** Exercise goal **
Below is a listing to write out in full, exactly as given, without its pictures.

Stored items
※
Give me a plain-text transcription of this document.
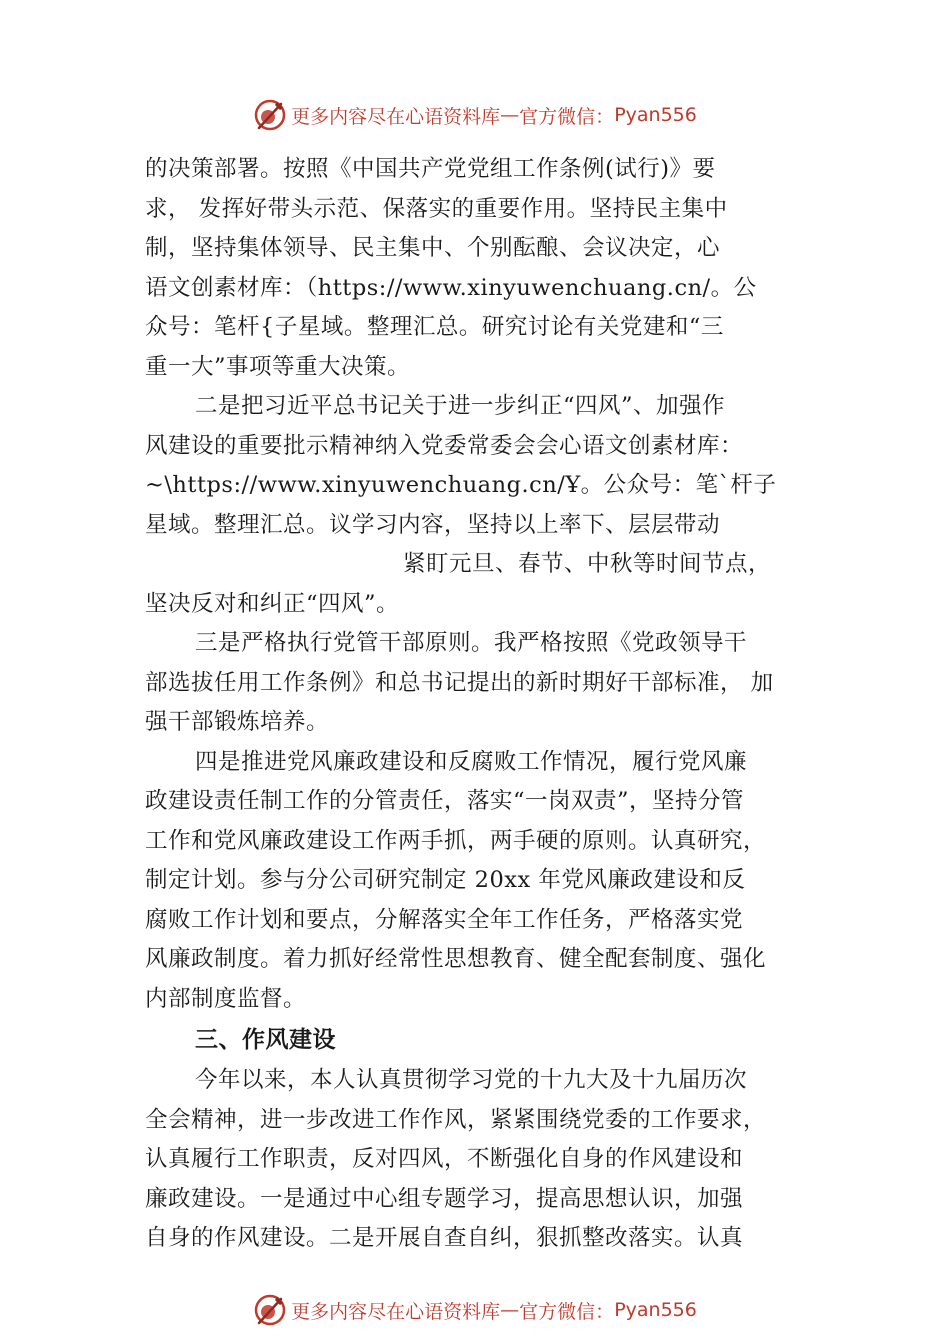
更多内容尽在心语资料库 — 官方微信： Pyan556

的决策部署。按照《中国共产党党组工作条例(试行)》要

求， 发挥好带头示范、保落实的重要作用。坚持民主集中

制，坚持集体领导、民主集中、个别酝酿、会议决定，心

语文创素材库：（https://www.xinyuwenchuang.cn/。公

众号：笔杆{子星域。整理汇总。研究讨论有关党建和“三

重一大”事项等重大决策。

二是把习近平总书记关于进一步纠正“四风”、加强作

风建设的重要批示精神纳入党委常委会会心语文创素材库：

~\https://www.xinyuwenchuang.cn/Ұ。公众号：笔`杆子

星域。整理汇总。议学习内容，坚持以上率下、层层带动

紧盯元旦、春节、中秋等时间节点，

坚决反对和纠正“四风”。

三是严格执行党管干部原则。我严格按照《党政领导干

部选拔任用工作条例》和总书记提出的新时期好干部标准， 加

强干部锻炼培养。

四是推进党风廉政建设和反腐败工作情况，履行党风廉

政建设责任制工作的分管责任，落实“一岗双责”，坚持分管

工作和党风廉政建设工作两手抓，两手硬的原则。认真研究，

制定计划。参与分公司研究制定 20xx 年党风廉政建设和反

腐败工作计划和要点，分解落实全年工作任务，严格落实党

风廉政制度。着力抓好经常性思想教育、健全配套制度、强化

内部制度监督。

三、作风建设

今年以来，本人认真贯彻学习党的十九大及十九届历次

全会精神，进一步改进工作作风，紧紧围绕党委的工作要求，

认真履行工作职责，反对四风，不断强化自身的作风建设和

廉政建设。一是通过中心组专题学习，提高思想认识，加强

自身的作风建设。二是开展自查自纠，狠抓整改落实。认真

更多内容尽在心语资料库 — 官方微信： Pyan556
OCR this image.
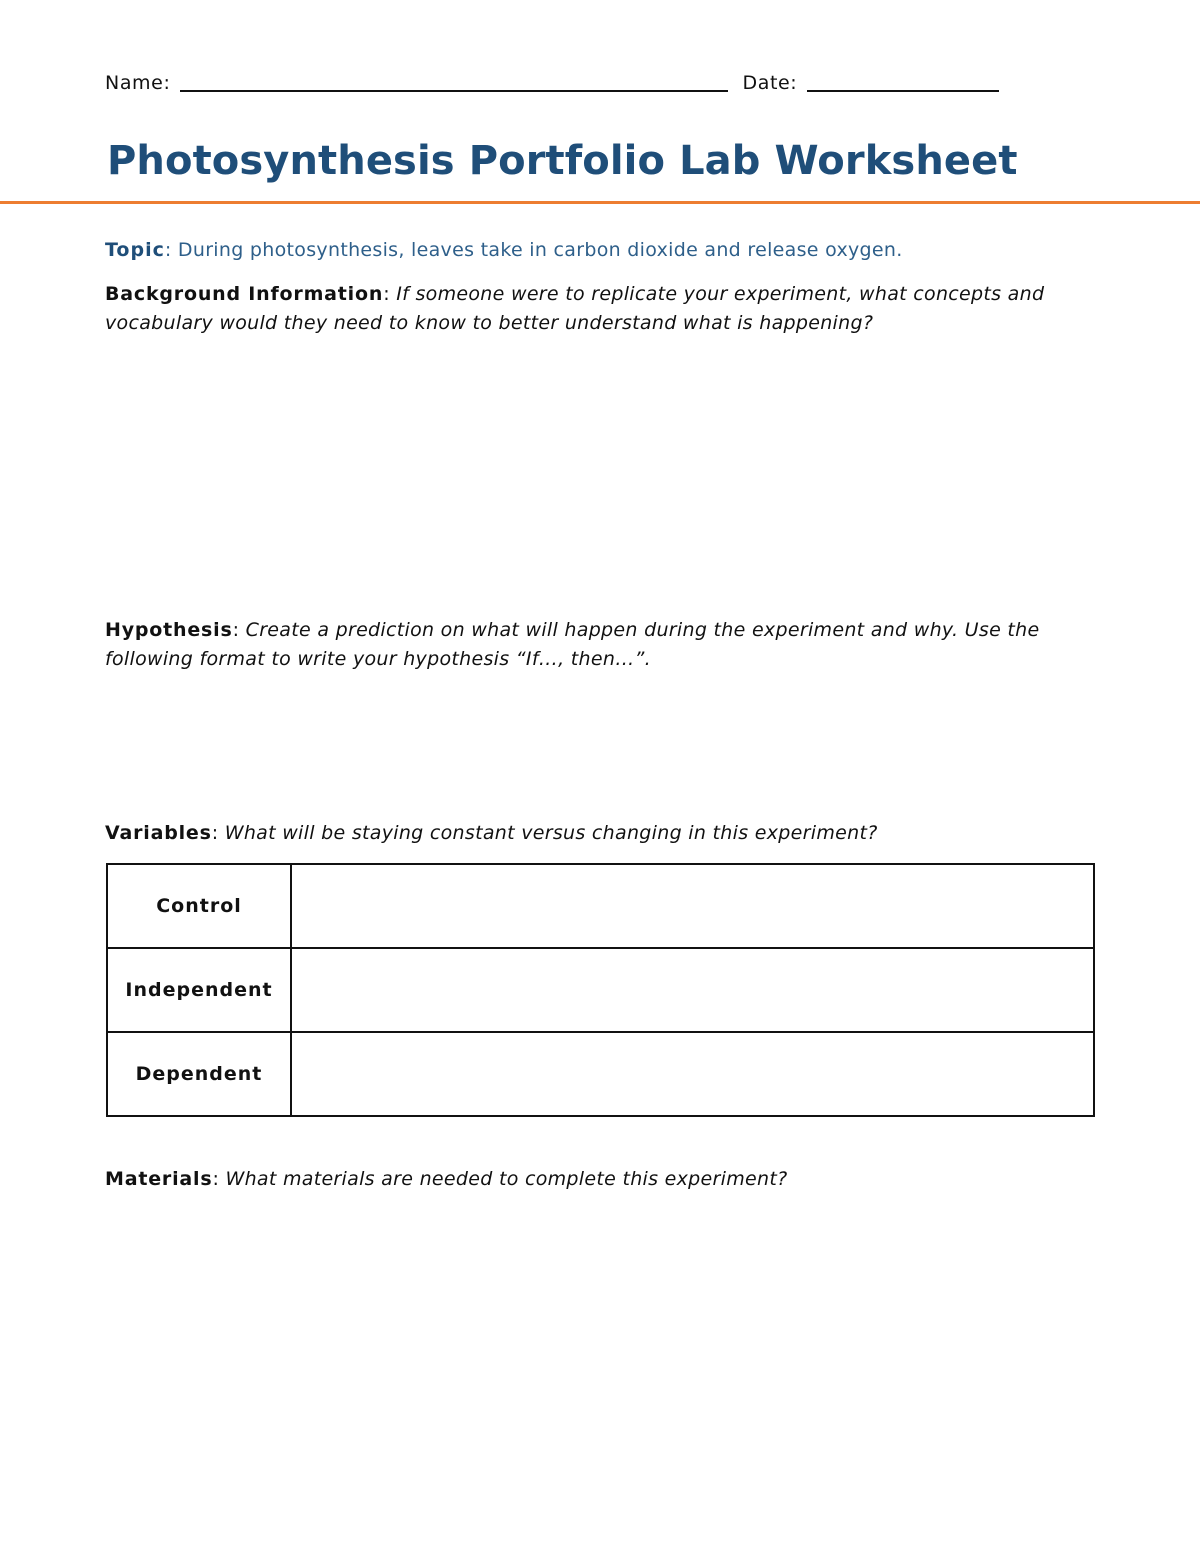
Name:	Date:
Photosynthesis Portfolio Lab Worksheet
Topic: During photosynthesis, leaves take in carbon dioxide and release oxygen.
Background Information: If someone were to replicate your experiment, what concepts and vocabulary would they need to know to better understand what is happening?
Hypothesis: Create a prediction on what will happen during the experiment and why. Use the following format to write your hypothesis “If…, then…”.
Variables: What will be staying constant versus changing in this experiment?
Control	
Independent	
Dependent	
Materials: What materials are needed to complete this experiment?
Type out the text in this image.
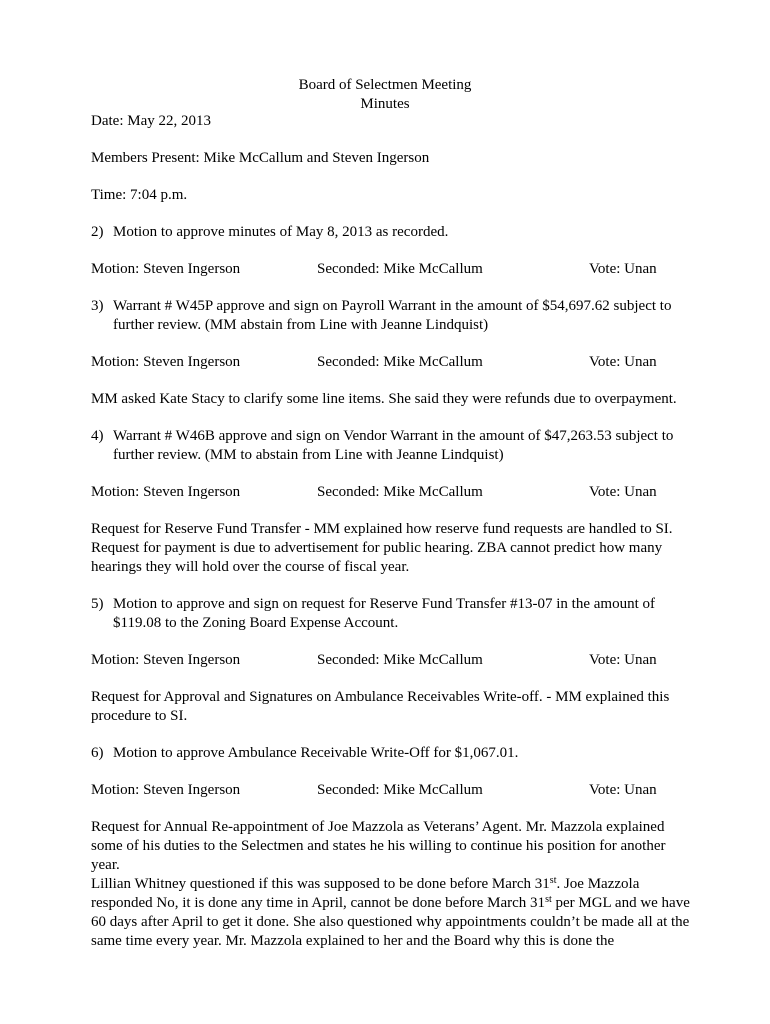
Board of Selectmen Meeting
Minutes

Date: May 22, 2013

Members Present: Mike McCallum and Steven Ingerson

Time: 7:04 p.m.

2) Motion to approve minutes of May 8, 2013 as recorded.
Motion: Steven Ingerson	Seconded: Mike McCallum	Vote: Unan
3) Warrant # W45P approve and sign on Payroll Warrant in the amount of $54,697.62 subject to further review. (MM abstain from Line with Jeanne Lindquist)
Motion: Steven Ingerson	Seconded: Mike McCallum	Vote: Unan

MM asked Kate Stacy to clarify some line items. She said they were refunds due to overpayment.

4) Warrant # W46B approve and sign on Vendor Warrant in the amount of $47,263.53 subject to further review. (MM to abstain from Line with Jeanne Lindquist)
Motion: Steven Ingerson	Seconded: Mike McCallum	Vote: Unan

Request for Reserve Fund Transfer - MM explained how reserve fund requests are handled to SI. Request for payment is due to advertisement for public hearing. ZBA cannot predict how many hearings they will hold over the course of fiscal year.

5) Motion to approve and sign on request for Reserve Fund Transfer #13-07 in the amount of $119.08 to the Zoning Board Expense Account.
Motion: Steven Ingerson	Seconded: Mike McCallum	Vote: Unan

Request for Approval and Signatures on Ambulance Receivables Write-off. - MM explained this procedure to SI.

6) Motion to approve Ambulance Receivable Write-Off for $1,067.01.
Motion: Steven Ingerson	Seconded: Mike McCallum	Vote: Unan

Request for Annual Re-appointment of Joe Mazzola as Veterans’ Agent. Mr. Mazzola explained some of his duties to the Selectmen and states he his willing to continue his position for another year.

Lillian Whitney questioned if this was supposed to be done before March 31st. Joe Mazzola responded No, it is done any time in April, cannot be done before March 31st per MGL and we have 60 days after April to get it done. She also questioned why appointments couldn’t be made all at the same time every year. Mr. Mazzola explained to her and the Board why this is done the
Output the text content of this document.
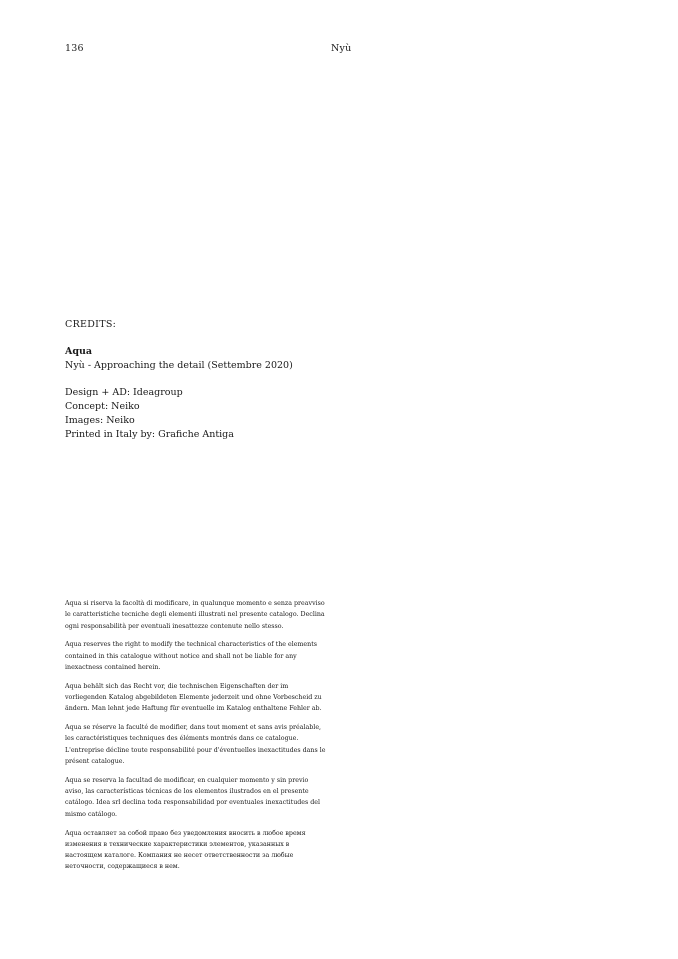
136	Nyù
CREDITS:
Aqua
Nyù - Approaching the detail (Settembre 2020)
Design + AD: Ideagroup
Concept: Neiko
Images: Neiko
Printed in Italy by: Grafiche Antiga

Aqua si riserva la facoltà di modificare, in qualunque momento e senza preavviso le caratteristiche tecniche degli elementi illustrati nel presente catalogo. Declina ogni responsabilità per eventuali inesattezze contenute nello stesso.

Aqua reserves the right to modify the technical characteristics of the elements contained in this catalogue without notice and shall not be liable for any inexactness contained herein.

Aqua behält sich das Recht vor, die technischen Eigenschaften der im vorliegenden Katalog abgebildeten Elemente jederzeit und ohne Vorbescheid zu ändern. Man lehnt jede Haftung für eventuelle im Katalog enthaltene Fehler ab.

Aqua se réserve la faculté de modifier, dans tout moment et sans avis préalable, les caractéristiques techniques des éléments montrés dans ce catalogue. L'entreprise décline toute responsabilité pour d'éventuelles inexactitudes dans le présent catalogue.

Aqua se reserva la facultad de modificar, en cualquier momento y sin previo aviso, las características técnicas de los elementos ilustrados en el presente catálogo. Idea srl declina toda responsabilidad por eventuales inexactitudes del mismo catálogo.

Aqua оставляет за собой право без уведомления вносить в любое время изменения в технические характеристики элементов, указанных в настоящем каталоге. Компания не несет ответственности за любые неточности, содержащиеся в нем.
※
** Solution to this task **
Give me a plain-text transcription of this document.
更多内容尽在心语资料库 — 官方微信： Pyan556

的决策部署。按照《中国共产党党组工作条例(试行)》要

求， 发挥好带头示范、保落实的重要作用。坚持民主集中

制，坚持集体领导、民主集中、个别酝酿、会议决定，心

语文创素材库：（https://www.xinyuwenchuang.cn/。公

众号：笔杆{子星域。整理汇总。研究讨论有关党建和“三

重一大”事项等重大决策。

二是把习近平总书记关于进一步纠正“四风”、加强作

风建设的重要批示精神纳入党委常委会会心语文创素材库：

~\https://www.xinyuwenchuang.cn/Ұ。公众号：笔`杆子

星域。整理汇总。议学习内容，坚持以上率下、层层带动

紧盯元旦、春节、中秋等时间节点，

坚决反对和纠正“四风”。

三是严格执行党管干部原则。我严格按照《党政领导干

部选拔任用工作条例》和总书记提出的新时期好干部标准， 加

强干部锻炼培养。

四是推进党风廉政建设和反腐败工作情况，履行党风廉

政建设责任制工作的分管责任，落实“一岗双责”，坚持分管

工作和党风廉政建设工作两手抓，两手硬的原则。认真研究，

制定计划。参与分公司研究制定 20xx 年党风廉政建设和反

腐败工作计划和要点，分解落实全年工作任务，严格落实党

风廉政制度。着力抓好经常性思想教育、健全配套制度、强化

内部制度监督。

三、作风建设

今年以来，本人认真贯彻学习党的十九大及十九届历次

全会精神，进一步改进工作作风，紧紧围绕党委的工作要求，

认真履行工作职责，反对四风，不断强化自身的作风建设和

廉政建设。一是通过中心组专题学习，提高思想认识，加强

自身的作风建设。二是开展自查自纠，狠抓整改落实。认真

更多内容尽在心语资料库 — 官方微信： Pyan556
OCR this image.
Name:	Date:
Photosynthesis Portfolio Lab Worksheet
Topic: During photosynthesis, leaves take in carbon dioxide and release oxygen.
Background Information: If someone were to replicate your experiment, what concepts and vocabulary would they need to know to better understand what is happening?
Hypothesis: Create a prediction on what will happen during the experiment and why. Use the following format to write your hypothesis “If…, then…”.
Variables: What will be staying constant versus changing in this experiment?
Control	
Independent	
Dependent	
Materials: What materials are needed to complete this experiment?
Type out the text in this image.
Board of Selectmen Meeting
Minutes

Date: May 22, 2013

Members Present: Mike McCallum and Steven Ingerson

Time: 7:04 p.m.

2) Motion to approve minutes of May 8, 2013 as recorded.
Motion: Steven Ingerson	Seconded: Mike McCallum	Vote: Unan
3) Warrant # W45P approve and sign on Payroll Warrant in the amount of $54,697.62 subject to further review. (MM abstain from Line with Jeanne Lindquist)
Motion: Steven Ingerson	Seconded: Mike McCallum	Vote: Unan

MM asked Kate Stacy to clarify some line items. She said they were refunds due to overpayment.

4) Warrant # W46B approve and sign on Vendor Warrant in the amount of $47,263.53 subject to further review. (MM to abstain from Line with Jeanne Lindquist)
Motion: Steven Ingerson	Seconded: Mike McCallum	Vote: Unan

Request for Reserve Fund Transfer - MM explained how reserve fund requests are handled to SI. Request for payment is due to advertisement for public hearing. ZBA cannot predict how many hearings they will hold over the course of fiscal year.

5) Motion to approve and sign on request for Reserve Fund Transfer #13-07 in the amount of $119.08 to the Zoning Board Expense Account.
Motion: Steven Ingerson	Seconded: Mike McCallum	Vote: Unan

Request for Approval and Signatures on Ambulance Receivables Write-off. - MM explained this procedure to SI.

6) Motion to approve Ambulance Receivable Write-Off for $1,067.01.
Motion: Steven Ingerson	Seconded: Mike McCallum	Vote: Unan

Request for Annual Re-appointment of Joe Mazzola as Veterans’ Agent. Mr. Mazzola explained some of his duties to the Selectmen and states he his willing to continue his position for another year.

Lillian Whitney questioned if this was supposed to be done before March 31st. Joe Mazzola responded No, it is done any time in April, cannot be done before March 31st per MGL and we have 60 days after April to get it done. She also questioned why appointments couldn’t be made all at the same time every year. Mr. Mazzola explained to her and the Board why this is done the
Output the text content of this document.
136	Nyù
CREDITS:
Aqua
Nyù - Approaching the detail (Settembre 2020)
Design + AD: Ideagroup
Concept: Neiko
Images: Neiko
Printed in Italy by: Grafiche Antiga

Aqua si riserva la facoltà di modificare, in qualunque momento e senza preavviso le caratteristiche tecniche degli elementi illustrati nel presente catalogo. Declina ogni responsabilità per eventuali inesattezze contenute nello stesso.

Aqua reserves the right to modify the technical characteristics of the elements contained in this catalogue without notice and shall not be liable for any inexactness contained herein.

Aqua behält sich das Recht vor, die technischen Eigenschaften der im vorliegenden Katalog abgebildeten Elemente jederzeit und ohne Vorbescheid zu ändern. Man lehnt jede Haftung für eventuelle im Katalog enthaltene Fehler ab.

Aqua se réserve la faculté de modifier, dans tout moment et sans avis préalable, les caractéristiques techniques des éléments montrés dans ce catalogue. L'entreprise décline toute responsabilité pour d'éventuelles inexactitudes dans le présent catalogue.

Aqua se reserva la facultad de modificar, en cualquier momento y sin previo aviso, las características técnicas de los elementos ilustrados en el presente catálogo. Idea srl declina toda responsabilidad por eventuales inexactitudes del mismo catálogo.

Aqua оставляет за собой право без уведомления вносить в любое время изменения в технические характеристики элементов, указанных в настоящем каталоге. Компания не несет ответственности за любые неточности, содержащиеся в нем.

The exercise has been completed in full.